JOB:
State how many lines include "from", giving the number by itself.

Figure collection entries:
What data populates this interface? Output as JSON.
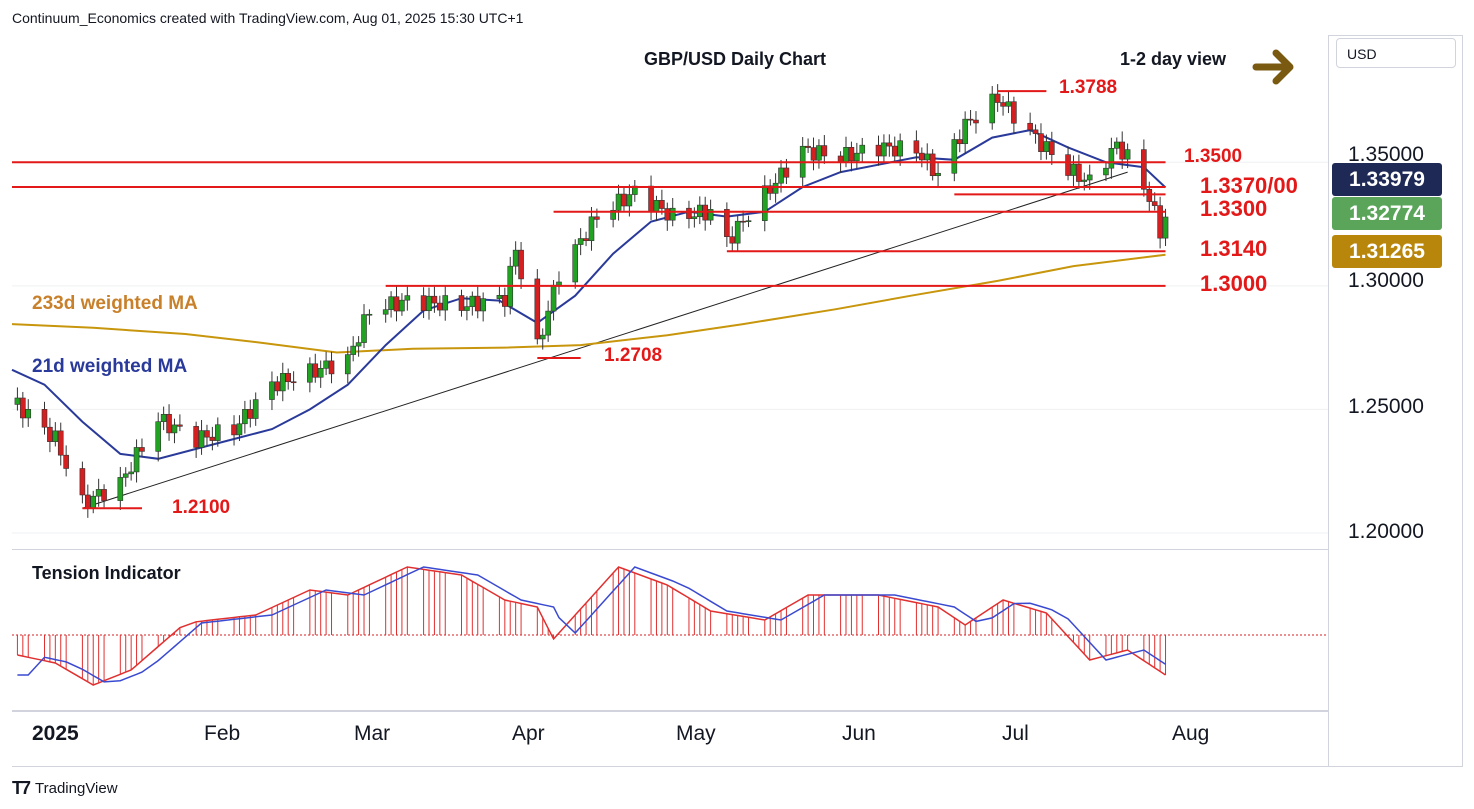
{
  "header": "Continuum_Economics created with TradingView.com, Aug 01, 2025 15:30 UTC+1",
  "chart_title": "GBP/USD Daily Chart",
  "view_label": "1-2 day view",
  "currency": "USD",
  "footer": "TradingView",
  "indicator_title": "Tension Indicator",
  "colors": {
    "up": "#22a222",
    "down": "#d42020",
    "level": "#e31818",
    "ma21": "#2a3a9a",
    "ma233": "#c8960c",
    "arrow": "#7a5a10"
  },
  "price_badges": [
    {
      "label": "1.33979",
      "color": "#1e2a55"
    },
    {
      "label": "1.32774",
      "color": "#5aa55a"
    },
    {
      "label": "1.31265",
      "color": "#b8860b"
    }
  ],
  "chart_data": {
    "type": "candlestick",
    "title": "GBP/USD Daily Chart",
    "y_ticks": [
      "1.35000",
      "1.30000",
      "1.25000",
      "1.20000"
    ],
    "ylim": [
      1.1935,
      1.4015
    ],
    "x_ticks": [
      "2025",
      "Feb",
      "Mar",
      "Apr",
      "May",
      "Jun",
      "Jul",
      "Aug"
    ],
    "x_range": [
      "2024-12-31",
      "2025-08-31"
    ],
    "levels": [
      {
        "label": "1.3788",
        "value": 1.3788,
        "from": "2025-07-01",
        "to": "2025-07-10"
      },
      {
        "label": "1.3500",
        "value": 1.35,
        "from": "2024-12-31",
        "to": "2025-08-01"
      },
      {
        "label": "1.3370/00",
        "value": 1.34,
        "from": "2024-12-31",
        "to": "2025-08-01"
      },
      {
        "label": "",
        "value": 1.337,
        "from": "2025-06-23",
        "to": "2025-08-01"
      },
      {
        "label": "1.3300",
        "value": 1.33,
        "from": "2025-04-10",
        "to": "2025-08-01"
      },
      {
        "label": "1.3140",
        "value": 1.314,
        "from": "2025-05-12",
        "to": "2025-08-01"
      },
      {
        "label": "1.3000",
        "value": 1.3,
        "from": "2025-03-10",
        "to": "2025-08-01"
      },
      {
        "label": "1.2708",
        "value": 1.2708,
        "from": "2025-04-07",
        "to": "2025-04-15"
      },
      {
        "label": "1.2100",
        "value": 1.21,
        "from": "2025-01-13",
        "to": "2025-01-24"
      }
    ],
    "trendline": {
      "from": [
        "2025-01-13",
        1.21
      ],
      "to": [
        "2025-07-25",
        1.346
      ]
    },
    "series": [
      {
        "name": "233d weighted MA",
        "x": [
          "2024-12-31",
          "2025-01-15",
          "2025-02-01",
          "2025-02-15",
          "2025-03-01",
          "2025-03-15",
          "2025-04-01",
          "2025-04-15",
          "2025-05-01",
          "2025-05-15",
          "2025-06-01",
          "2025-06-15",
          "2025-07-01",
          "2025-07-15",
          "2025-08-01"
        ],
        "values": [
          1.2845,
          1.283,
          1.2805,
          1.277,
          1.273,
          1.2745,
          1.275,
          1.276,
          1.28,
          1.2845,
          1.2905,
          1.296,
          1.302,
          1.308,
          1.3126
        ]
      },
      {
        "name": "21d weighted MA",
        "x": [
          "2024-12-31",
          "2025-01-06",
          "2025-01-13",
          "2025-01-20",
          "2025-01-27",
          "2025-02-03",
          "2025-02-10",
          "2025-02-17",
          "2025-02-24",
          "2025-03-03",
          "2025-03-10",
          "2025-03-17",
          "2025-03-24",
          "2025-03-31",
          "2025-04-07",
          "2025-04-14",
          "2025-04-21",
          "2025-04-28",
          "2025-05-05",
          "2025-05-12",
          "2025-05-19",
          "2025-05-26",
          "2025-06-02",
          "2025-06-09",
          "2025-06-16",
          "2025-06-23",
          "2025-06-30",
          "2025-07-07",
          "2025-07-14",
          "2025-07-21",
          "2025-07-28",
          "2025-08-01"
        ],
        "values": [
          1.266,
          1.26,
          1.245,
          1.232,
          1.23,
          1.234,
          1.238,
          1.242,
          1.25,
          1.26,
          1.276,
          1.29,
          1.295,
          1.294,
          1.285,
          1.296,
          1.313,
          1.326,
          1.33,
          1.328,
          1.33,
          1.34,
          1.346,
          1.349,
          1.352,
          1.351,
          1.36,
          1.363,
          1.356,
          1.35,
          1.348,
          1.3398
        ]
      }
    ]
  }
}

RESPONSE TO THIS EXERCISE:
10